* **Work to be completed**
Collect every line of the records below that contains the word "river".

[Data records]
_ _ _ _

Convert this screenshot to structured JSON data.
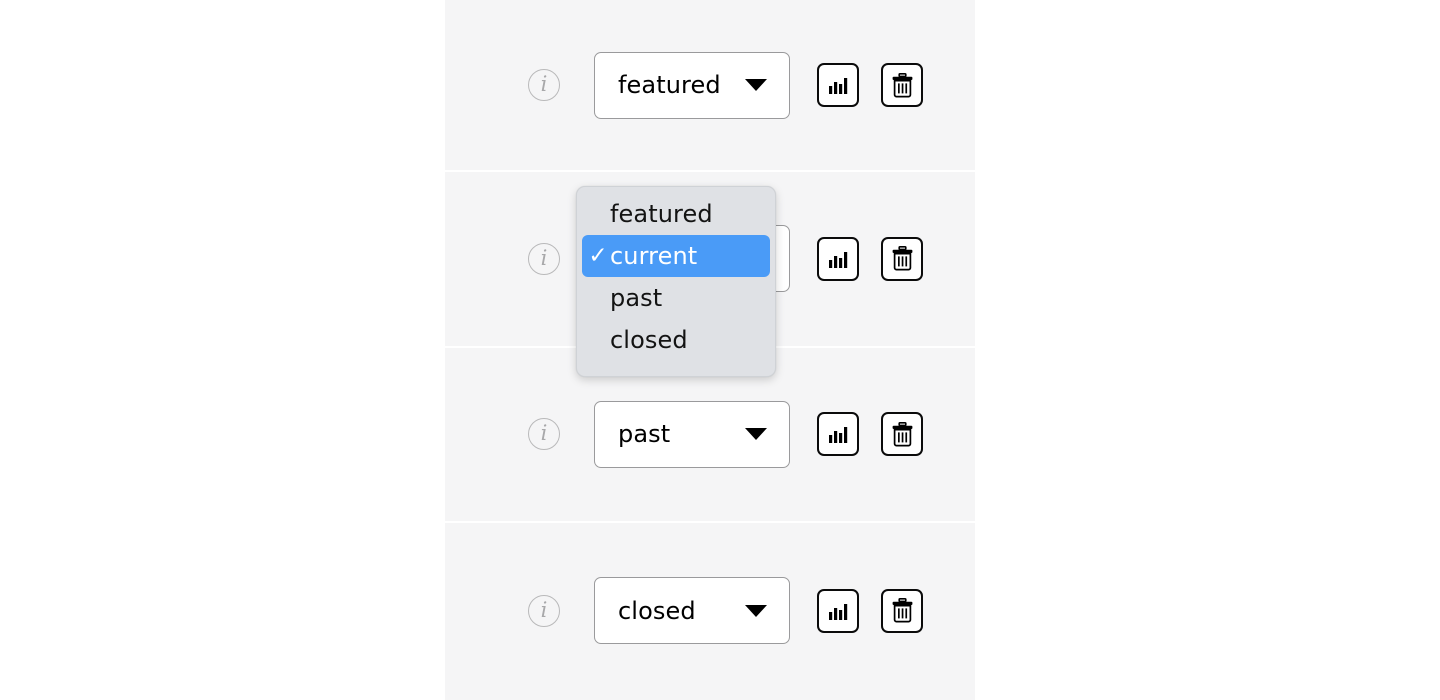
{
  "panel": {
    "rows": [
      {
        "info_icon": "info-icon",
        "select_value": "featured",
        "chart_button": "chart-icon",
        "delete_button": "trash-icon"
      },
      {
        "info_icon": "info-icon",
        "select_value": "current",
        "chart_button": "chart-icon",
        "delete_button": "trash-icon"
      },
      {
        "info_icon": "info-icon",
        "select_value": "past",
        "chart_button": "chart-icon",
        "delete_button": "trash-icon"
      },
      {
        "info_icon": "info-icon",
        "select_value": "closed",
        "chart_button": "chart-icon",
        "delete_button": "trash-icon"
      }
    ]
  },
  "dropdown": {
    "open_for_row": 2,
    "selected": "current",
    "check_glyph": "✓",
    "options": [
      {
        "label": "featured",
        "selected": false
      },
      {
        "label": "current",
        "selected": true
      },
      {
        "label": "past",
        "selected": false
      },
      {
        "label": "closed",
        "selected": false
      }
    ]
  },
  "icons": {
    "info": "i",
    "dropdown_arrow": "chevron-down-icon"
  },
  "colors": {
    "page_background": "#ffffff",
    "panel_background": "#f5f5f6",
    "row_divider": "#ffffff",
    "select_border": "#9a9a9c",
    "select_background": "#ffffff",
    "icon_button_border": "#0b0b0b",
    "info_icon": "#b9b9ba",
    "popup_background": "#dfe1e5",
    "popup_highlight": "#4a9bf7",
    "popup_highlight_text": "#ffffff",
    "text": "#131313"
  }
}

_ _ _ _

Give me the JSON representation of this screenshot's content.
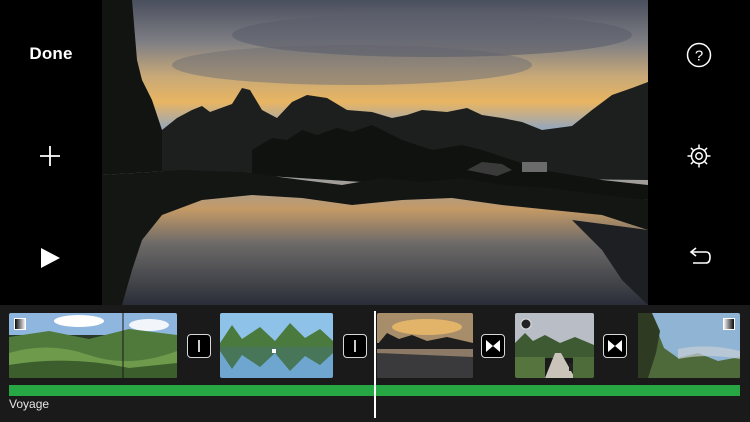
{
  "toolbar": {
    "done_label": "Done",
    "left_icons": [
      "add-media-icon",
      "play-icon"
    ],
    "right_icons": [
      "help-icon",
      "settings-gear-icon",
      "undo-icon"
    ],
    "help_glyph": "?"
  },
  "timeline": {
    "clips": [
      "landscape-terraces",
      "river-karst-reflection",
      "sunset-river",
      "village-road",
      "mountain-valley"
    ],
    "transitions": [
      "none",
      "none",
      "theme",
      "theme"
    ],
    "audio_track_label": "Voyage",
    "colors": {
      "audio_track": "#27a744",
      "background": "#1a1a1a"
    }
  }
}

_ _ _ _

* **Completed task**
      "river-karst-reflection",
      "sunset-river",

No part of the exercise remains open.